_DESCRIPTION OF THE TASK_:
Count how many lines hold the word "农保C类" and give that number as the whole answer.
— begin STORED DATA —
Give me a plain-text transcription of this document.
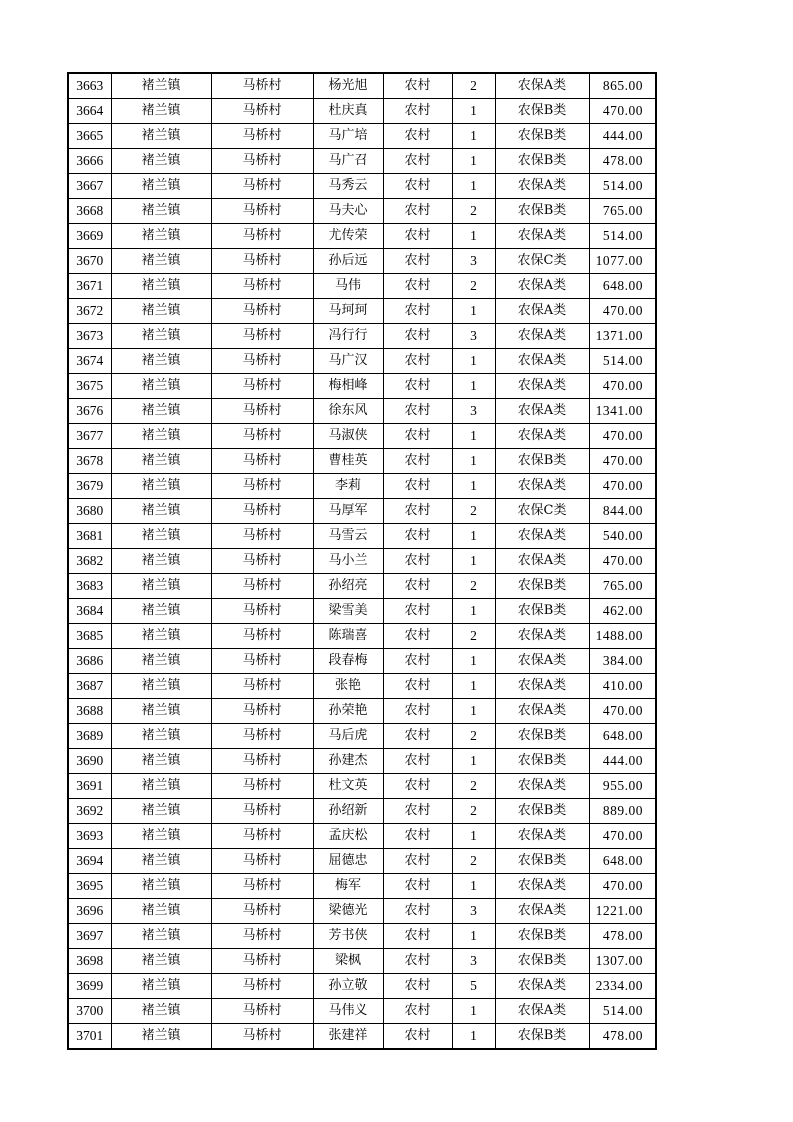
3663	褚兰镇	马桥村	杨光旭	农村	2	农保A类	865.00
3664	褚兰镇	马桥村	杜庆真	农村	1	农保B类	470.00
3665	褚兰镇	马桥村	马广培	农村	1	农保B类	444.00
3666	褚兰镇	马桥村	马广召	农村	1	农保B类	478.00
3667	褚兰镇	马桥村	马秀云	农村	1	农保A类	514.00
3668	褚兰镇	马桥村	马夫心	农村	2	农保B类	765.00
3669	褚兰镇	马桥村	尤传荣	农村	1	农保A类	514.00
3670	褚兰镇	马桥村	孙后远	农村	3	农保C类	1077.00
3671	褚兰镇	马桥村	马伟	农村	2	农保A类	648.00
3672	褚兰镇	马桥村	马珂珂	农村	1	农保A类	470.00
3673	褚兰镇	马桥村	冯行行	农村	3	农保A类	1371.00
3674	褚兰镇	马桥村	马广汉	农村	1	农保A类	514.00
3675	褚兰镇	马桥村	梅相峰	农村	1	农保A类	470.00
3676	褚兰镇	马桥村	徐东风	农村	3	农保A类	1341.00
3677	褚兰镇	马桥村	马淑侠	农村	1	农保A类	470.00
3678	褚兰镇	马桥村	曹桂英	农村	1	农保B类	470.00
3679	褚兰镇	马桥村	李莉	农村	1	农保A类	470.00
3680	褚兰镇	马桥村	马厚军	农村	2	农保C类	844.00
3681	褚兰镇	马桥村	马雪云	农村	1	农保A类	540.00
3682	褚兰镇	马桥村	马小兰	农村	1	农保A类	470.00
3683	褚兰镇	马桥村	孙绍亮	农村	2	农保B类	765.00
3684	褚兰镇	马桥村	梁雪美	农村	1	农保B类	462.00
3685	褚兰镇	马桥村	陈瑞喜	农村	2	农保A类	1488.00
3686	褚兰镇	马桥村	段春梅	农村	1	农保A类	384.00
3687	褚兰镇	马桥村	张艳	农村	1	农保A类	410.00
3688	褚兰镇	马桥村	孙荣艳	农村	1	农保A类	470.00
3689	褚兰镇	马桥村	马后虎	农村	2	农保B类	648.00
3690	褚兰镇	马桥村	孙建杰	农村	1	农保B类	444.00
3691	褚兰镇	马桥村	杜文英	农村	2	农保A类	955.00
3692	褚兰镇	马桥村	孙绍新	农村	2	农保B类	889.00
3693	褚兰镇	马桥村	孟庆松	农村	1	农保A类	470.00
3694	褚兰镇	马桥村	屈德忠	农村	2	农保B类	648.00
3695	褚兰镇	马桥村	梅军	农村	1	农保A类	470.00
3696	褚兰镇	马桥村	梁德光	农村	3	农保A类	1221.00
3697	褚兰镇	马桥村	芳书侠	农村	1	农保B类	478.00
3698	褚兰镇	马桥村	梁枫	农村	3	农保B类	1307.00
3699	褚兰镇	马桥村	孙立敬	农村	5	农保A类	2334.00
3700	褚兰镇	马桥村	马伟义	农村	1	农保A类	514.00
3701	褚兰镇	马桥村	张建祥	农村	1	农保B类	478.00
— end STORED DATA —
_EXERCISE OUTPUT_:
2